[Material to process start]

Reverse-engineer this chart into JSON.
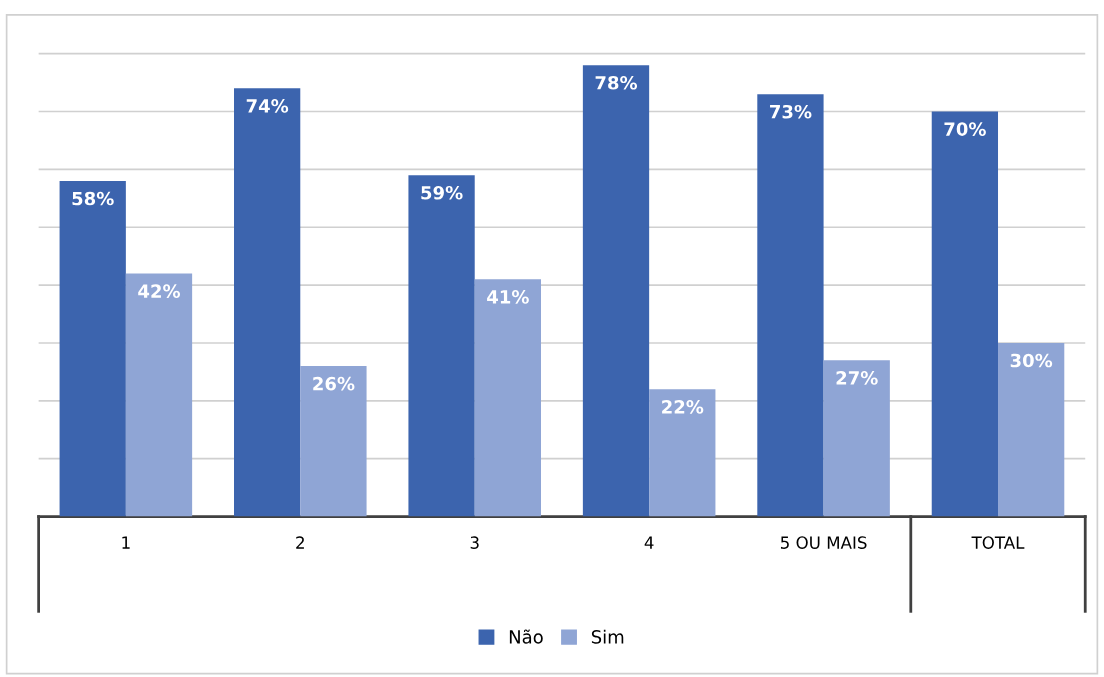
{
  "chart_data": {
    "type": "bar",
    "categories": [
      "1",
      "2",
      "3",
      "4",
      "5 OU MAIS",
      "TOTAL"
    ],
    "series": [
      {
        "name": "Não",
        "color": "#3c64ae",
        "values": [
          58,
          74,
          59,
          78,
          73,
          70
        ],
        "value_labels": [
          "58%",
          "74%",
          "59%",
          "78%",
          "73%",
          "70%"
        ]
      },
      {
        "name": "Sim",
        "color": "#8fa5d5",
        "values": [
          42,
          26,
          41,
          22,
          27,
          30
        ],
        "value_labels": [
          "42%",
          "26%",
          "41%",
          "22%",
          "27%",
          "30%"
        ]
      }
    ],
    "tick_labels": "x",
    "grid": "y",
    "legend": "bottom"
  }
}
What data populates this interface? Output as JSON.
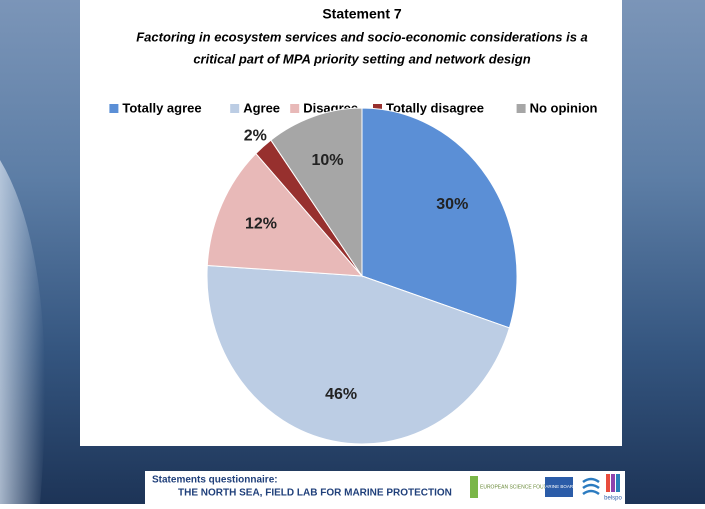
{
  "chart_data": {
    "type": "pie",
    "title": "Statement 7",
    "subtitle": [
      "Factoring in ecosystem services and socio-economic considerations is a",
      "critical part of MPA priority setting and network design"
    ],
    "categories": [
      "Totally agree",
      "Agree",
      "Disagree",
      "Totally disagree",
      "No opinion"
    ],
    "values": [
      30,
      46,
      12,
      2,
      10
    ],
    "value_labels": [
      "30%",
      "46%",
      "12%",
      "2%",
      "10%"
    ],
    "colors": [
      "#5b8fd6",
      "#bccde4",
      "#e8b9b8",
      "#97302e",
      "#a6a6a6"
    ],
    "legend": "top"
  },
  "footer": {
    "line1": "Statements questionnaire:",
    "line2": "THE NORTH SEA, FIELD LAB FOR MARINE PROTECTION",
    "logos": [
      "EUROPEAN SCIENCE FOUNDATION",
      "MARINE BOARD",
      "belspo"
    ]
  }
}
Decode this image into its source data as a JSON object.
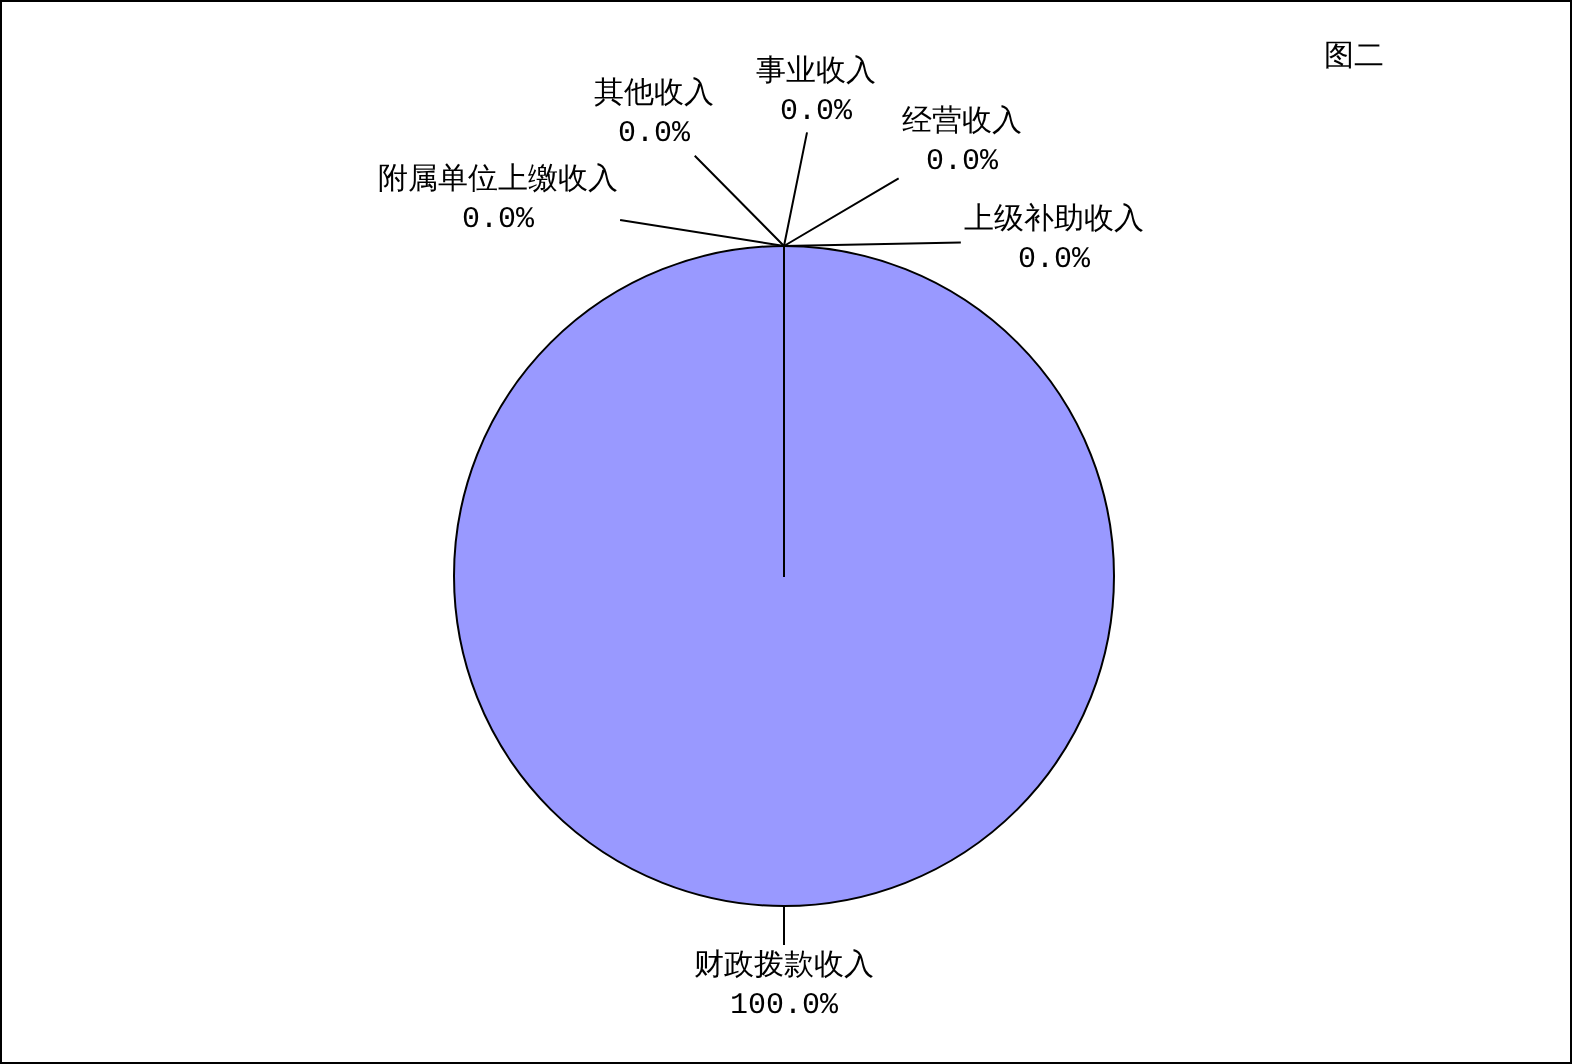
{
  "chart_data": {
    "type": "pie",
    "title": "图二",
    "categories": [
      "财政拨款收入",
      "上级补助收入",
      "经营收入",
      "事业收入",
      "其他收入",
      "附属单位上缴收入"
    ],
    "values": [
      100.0,
      0.0,
      0.0,
      0.0,
      0.0,
      0.0
    ],
    "value_labels": [
      "100.0%",
      "0.0%",
      "0.0%",
      "0.0%",
      "0.0%",
      "0.0%"
    ],
    "colors": [
      "#9999ff",
      "#993366",
      "#ffffcc",
      "#ccffff",
      "#660066",
      "#ff8080"
    ]
  }
}
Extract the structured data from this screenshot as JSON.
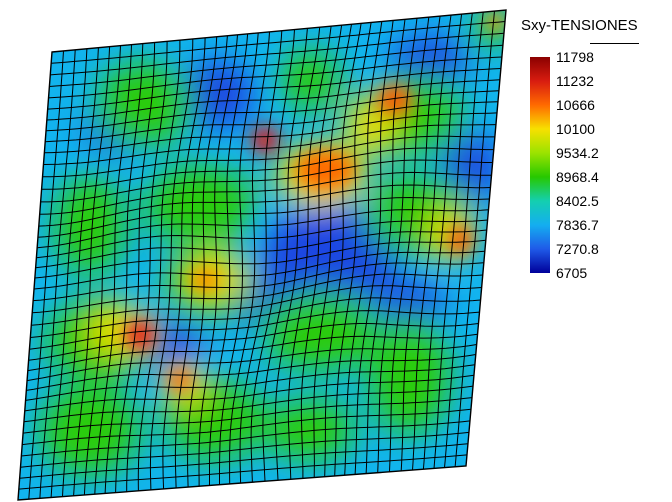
{
  "legend": {
    "title": "Sxy-TENSIONES",
    "ticks": [
      "11798",
      "11232",
      "10666",
      "10100",
      "9534.2",
      "8968.4",
      "8402.5",
      "7836.7",
      "7270.8",
      "6705"
    ],
    "colors": [
      "#8b0000",
      "#d81c10",
      "#ff6a00",
      "#f7e000",
      "#9be300",
      "#27c800",
      "#14cfb0",
      "#14aef0",
      "#1f5ae8",
      "#00009a"
    ]
  },
  "contour_hotspots": [
    {
      "level": "red",
      "center": [
        0.24,
        0.37
      ]
    },
    {
      "level": "red",
      "center": [
        0.82,
        0.65
      ]
    },
    {
      "level": "orange",
      "center": [
        0.66,
        0.25
      ]
    },
    {
      "level": "orange",
      "center": [
        0.74,
        0.48
      ]
    }
  ]
}
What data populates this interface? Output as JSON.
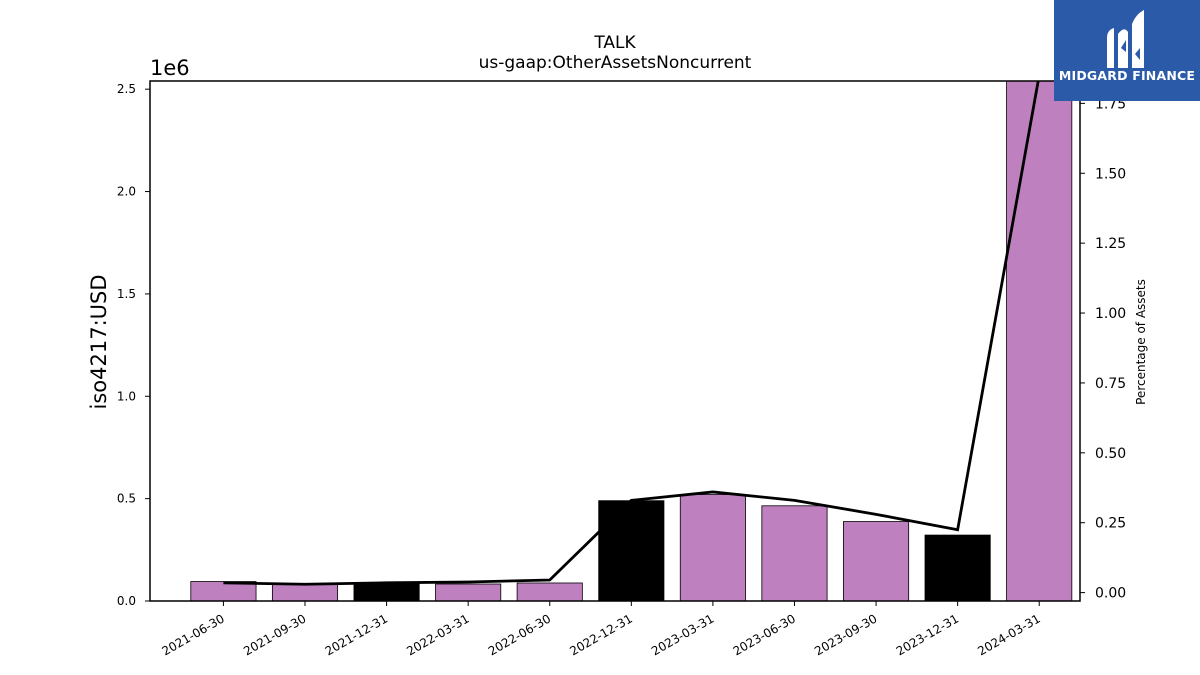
{
  "chart_data": {
    "type": "bar",
    "title": "TALK",
    "subtitle": "us-gaap:OtherAssetsNoncurrent",
    "ylabel": "iso4217:USD",
    "y_offset_label": "1e6",
    "y2label": "Percentage of Assets",
    "categories": [
      "2021-06-30",
      "2021-09-30",
      "2021-12-31",
      "2022-03-31",
      "2022-06-30",
      "2022-12-31",
      "2023-03-31",
      "2023-06-30",
      "2023-09-30",
      "2023-12-31",
      "2024-03-31"
    ],
    "values": [
      95000,
      85000,
      85000,
      83000,
      88000,
      490000,
      520000,
      465000,
      388000,
      322000,
      2540000
    ],
    "bar_colors": [
      "#bf80bf",
      "#bf80bf",
      "#000000",
      "#bf80bf",
      "#bf80bf",
      "#000000",
      "#bf80bf",
      "#bf80bf",
      "#bf80bf",
      "#000000",
      "#bf80bf"
    ],
    "percentage": [
      0.035,
      0.03,
      0.035,
      0.038,
      0.045,
      0.33,
      0.36,
      0.33,
      0.28,
      0.225,
      1.85
    ],
    "ylim": [
      0,
      2540000
    ],
    "y2lim": [
      -0.03,
      1.83
    ],
    "yticks": [
      0,
      500000,
      1000000,
      1500000,
      2000000,
      2500000
    ],
    "ytick_labels": [
      "0.0",
      "0.5",
      "1.0",
      "1.5",
      "2.0",
      "2.5"
    ],
    "y2ticks": [
      0,
      0.25,
      0.5,
      0.75,
      1.0,
      1.25,
      1.5,
      1.75
    ],
    "y2tick_labels": [
      "0.00",
      "0.25",
      "0.50",
      "0.75",
      "1.00",
      "1.25",
      "1.50",
      "1.75"
    ],
    "line_color": "#000000",
    "grid": false
  },
  "logo": {
    "text": "MIDGARD FINANCE",
    "background": "#2b5aa8"
  }
}
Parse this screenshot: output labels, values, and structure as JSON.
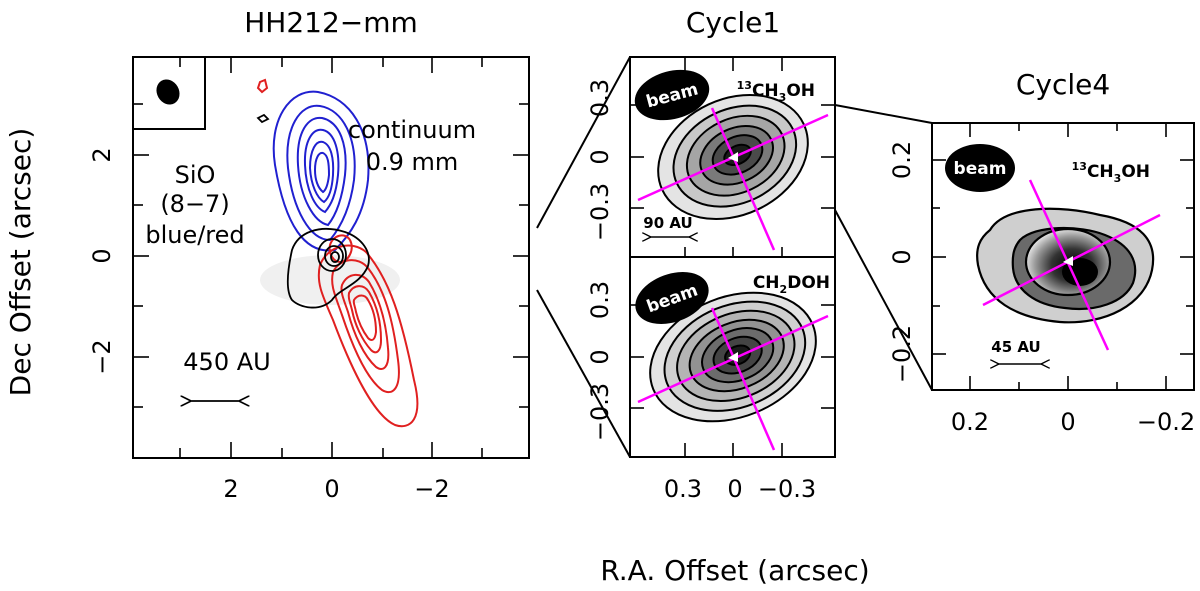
{
  "figure": {
    "xlabel": "R.A. Offset (arcsec)",
    "ylabel": "Dec Offset (arcsec)"
  },
  "panel_main": {
    "title": "HH212−mm",
    "x_ticks": [
      "2",
      "0",
      "−2"
    ],
    "y_ticks": [
      "2",
      "0",
      "−2"
    ],
    "sio_line1": "SiO",
    "sio_line2": "(8−7)",
    "sio_line3": "blue/red",
    "continuum_line1": "continuum",
    "continuum_line2": "0.9 mm",
    "scale_label": "450 AU",
    "colors": {
      "blue_lobe": "#2020d0",
      "red_lobe": "#e02020",
      "continuum": "#000000"
    }
  },
  "panel_cycle1": {
    "title": "Cycle1",
    "x_ticks": [
      "0.3",
      "0",
      "−0.3"
    ],
    "top": {
      "molecule_iso": "13",
      "molecule_a": "CH",
      "molecule_sub": "3",
      "molecule_b": "OH",
      "beam_label": "beam",
      "y_ticks": [
        "0.3",
        "0",
        "−0.3"
      ],
      "scale_label": "90 AU"
    },
    "bottom": {
      "molecule_a": "CH",
      "molecule_sub": "2",
      "molecule_b": "DOH",
      "beam_label": "beam",
      "y_ticks": [
        "0.3",
        "0",
        "−0.3"
      ]
    },
    "axis_color": "#ff00ff"
  },
  "panel_cycle4": {
    "title": "Cycle4",
    "x_ticks": [
      "0.2",
      "0",
      "−0.2"
    ],
    "y_ticks": [
      "0.2",
      "0",
      "−0.2"
    ],
    "molecule_iso": "13",
    "molecule_a": "CH",
    "molecule_sub": "3",
    "molecule_b": "OH",
    "beam_label": "beam",
    "scale_label": "45 AU",
    "axis_color": "#ff00ff"
  }
}
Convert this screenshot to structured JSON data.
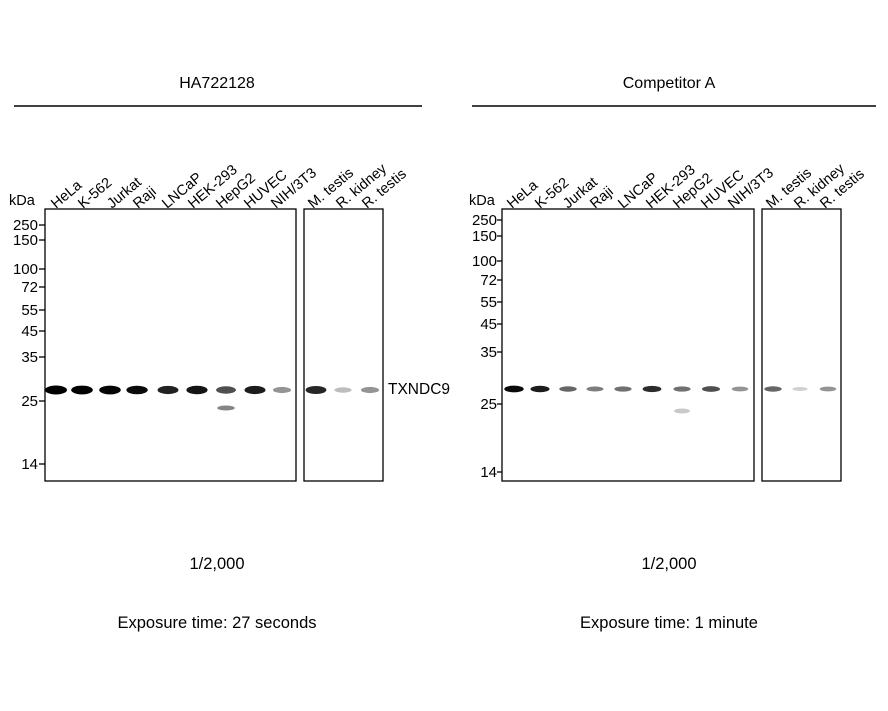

[Material to process end]

Restate each entry word for word, please, but drop any images it holds.

(Exercise response):
Reverse-engineer this chart into JSON.
{
  "chart_data": {
    "type": "bar",
    "categories": [
      "1",
      "2",
      "3",
      "4",
      "5 OU MAIS",
      "TOTAL"
    ],
    "series": [
      {
        "name": "Não",
        "color": "#3c64ae",
        "values": [
          58,
          74,
          59,
          78,
          73,
          70
        ],
        "value_labels": [
          "58%",
          "74%",
          "59%",
          "78%",
          "73%",
          "70%"
        ]
      },
      {
        "name": "Sim",
        "color": "#8fa5d5",
        "values": [
          42,
          26,
          41,
          22,
          27,
          30
        ],
        "value_labels": [
          "42%",
          "26%",
          "41%",
          "22%",
          "27%",
          "30%"
        ]
      }
    ],
    "tick_labels": "x",
    "grid": "y",
    "legend": "bottom"
  }
}
What data populates this interface? Output as JSON.
{
  "chart_data": {
    "type": "pie",
    "title": "Statement 7",
    "subtitle": [
      "Factoring in ecosystem services and socio-economic considerations is a",
      "critical part of MPA priority setting and network design"
    ],
    "categories": [
      "Totally agree",
      "Agree",
      "Disagree",
      "Totally disagree",
      "No opinion"
    ],
    "values": [
      30,
      46,
      12,
      2,
      10
    ],
    "value_labels": [
      "30%",
      "46%",
      "12%",
      "2%",
      "10%"
    ],
    "colors": [
      "#5b8fd6",
      "#bccde4",
      "#e8b9b8",
      "#97302e",
      "#a6a6a6"
    ],
    "legend": "top"
  },
  "footer": {
    "line1": "Statements questionnaire:",
    "line2": "THE NORTH SEA, FIELD LAB FOR MARINE PROTECTION",
    "logos": [
      "EUROPEAN SCIENCE FOUNDATION",
      "MARINE BOARD",
      "belspo"
    ]
  }
}
Decode this image into its source data as a JSON object.
{
  "chart_data": {
    "type": "pie",
    "title": "图二",
    "categories": [
      "财政拨款收入",
      "上级补助收入",
      "经营收入",
      "事业收入",
      "其他收入",
      "附属单位上缴收入"
    ],
    "values": [
      100.0,
      0.0,
      0.0,
      0.0,
      0.0,
      0.0
    ],
    "value_labels": [
      "100.0%",
      "0.0%",
      "0.0%",
      "0.0%",
      "0.0%",
      "0.0%"
    ],
    "colors": [
      "#9999ff",
      "#993366",
      "#ffffcc",
      "#ccffff",
      "#660066",
      "#ff8080"
    ]
  }
}
Extract the structured data from this screenshot as JSON.
{
  "legend": {
    "title": "Sxy-TENSIONES",
    "ticks": [
      "11798",
      "11232",
      "10666",
      "10100",
      "9534.2",
      "8968.4",
      "8402.5",
      "7836.7",
      "7270.8",
      "6705"
    ],
    "colors": [
      "#8b0000",
      "#d81c10",
      "#ff6a00",
      "#f7e000",
      "#9be300",
      "#27c800",
      "#14cfb0",
      "#14aef0",
      "#1f5ae8",
      "#00009a"
    ]
  },
  "contour_hotspots": [
    {
      "level": "red",
      "center": [
        0.24,
        0.37
      ]
    },
    {
      "level": "red",
      "center": [
        0.82,
        0.65
      ]
    },
    {
      "level": "orange",
      "center": [
        0.66,
        0.25
      ]
    },
    {
      "level": "orange",
      "center": [
        0.74,
        0.48
      ]
    }
  ]
}
What data populates this interface? Output as JSON.
{
  "chart_data": {
    "type": "bar",
    "title": "TALK",
    "subtitle": "us-gaap:OtherAssetsNoncurrent",
    "ylabel": "iso4217:USD",
    "y_offset_label": "1e6",
    "y2label": "Percentage of Assets",
    "categories": [
      "2021-06-30",
      "2021-09-30",
      "2021-12-31",
      "2022-03-31",
      "2022-06-30",
      "2022-12-31",
      "2023-03-31",
      "2023-06-30",
      "2023-09-30",
      "2023-12-31",
      "2024-03-31"
    ],
    "values": [
      95000,
      85000,
      85000,
      83000,
      88000,
      490000,
      520000,
      465000,
      388000,
      322000,
      2540000
    ],
    "bar_colors": [
      "#bf80bf",
      "#bf80bf",
      "#000000",
      "#bf80bf",
      "#bf80bf",
      "#000000",
      "#bf80bf",
      "#bf80bf",
      "#bf80bf",
      "#000000",
      "#bf80bf"
    ],
    "percentage": [
      0.035,
      0.03,
      0.035,
      0.038,
      0.045,
      0.33,
      0.36,
      0.33,
      0.28,
      0.225,
      1.85
    ],
    "ylim": [
      0,
      2540000
    ],
    "y2lim": [
      -0.03,
      1.83
    ],
    "yticks": [
      0,
      500000,
      1000000,
      1500000,
      2000000,
      2500000
    ],
    "ytick_labels": [
      "0.0",
      "0.5",
      "1.0",
      "1.5",
      "2.0",
      "2.5"
    ],
    "y2ticks": [
      0,
      0.25,
      0.5,
      0.75,
      1.0,
      1.25,
      1.5,
      1.75
    ],
    "y2tick_labels": [
      "0.00",
      "0.25",
      "0.50",
      "0.75",
      "1.00",
      "1.25",
      "1.50",
      "1.75"
    ],
    "line_color": "#000000",
    "grid": false
  },
  "logo": {
    "text": "MIDGARD FINANCE",
    "background": "#2b5aa8"
  }
}
Parse this screenshot: output labels, values, and structure as JSON.
{
  "figure": {
    "xlabel": "R.A. Offset (arcsec)",
    "ylabel": "Dec Offset (arcsec)"
  },
  "panel_main": {
    "title": "HH212−mm",
    "x_ticks": [
      "2",
      "0",
      "−2"
    ],
    "y_ticks": [
      "2",
      "0",
      "−2"
    ],
    "sio_line1": "SiO",
    "sio_line2": "(8−7)",
    "sio_line3": "blue/red",
    "continuum_line1": "continuum",
    "continuum_line2": "0.9 mm",
    "scale_label": "450 AU",
    "colors": {
      "blue_lobe": "#2020d0",
      "red_lobe": "#e02020",
      "continuum": "#000000"
    }
  },
  "panel_cycle1": {
    "title": "Cycle1",
    "x_ticks": [
      "0.3",
      "0",
      "−0.3"
    ],
    "top": {
      "molecule_iso": "13",
      "molecule_a": "CH",
      "molecule_sub": "3",
      "molecule_b": "OH",
      "beam_label": "beam",
      "y_ticks": [
        "0.3",
        "0",
        "−0.3"
      ],
      "scale_label": "90 AU"
    },
    "bottom": {
      "molecule_a": "CH",
      "molecule_sub": "2",
      "molecule_b": "DOH",
      "beam_label": "beam",
      "y_ticks": [
        "0.3",
        "0",
        "−0.3"
      ]
    },
    "axis_color": "#ff00ff"
  },
  "panel_cycle4": {
    "title": "Cycle4",
    "x_ticks": [
      "0.2",
      "0",
      "−0.2"
    ],
    "y_ticks": [
      "0.2",
      "0",
      "−0.2"
    ],
    "molecule_iso": "13",
    "molecule_a": "CH",
    "molecule_sub": "3",
    "molecule_b": "OH",
    "beam_label": "beam",
    "scale_label": "45 AU",
    "axis_color": "#ff00ff"
  }
}
Convert this screenshot to structured JSON data.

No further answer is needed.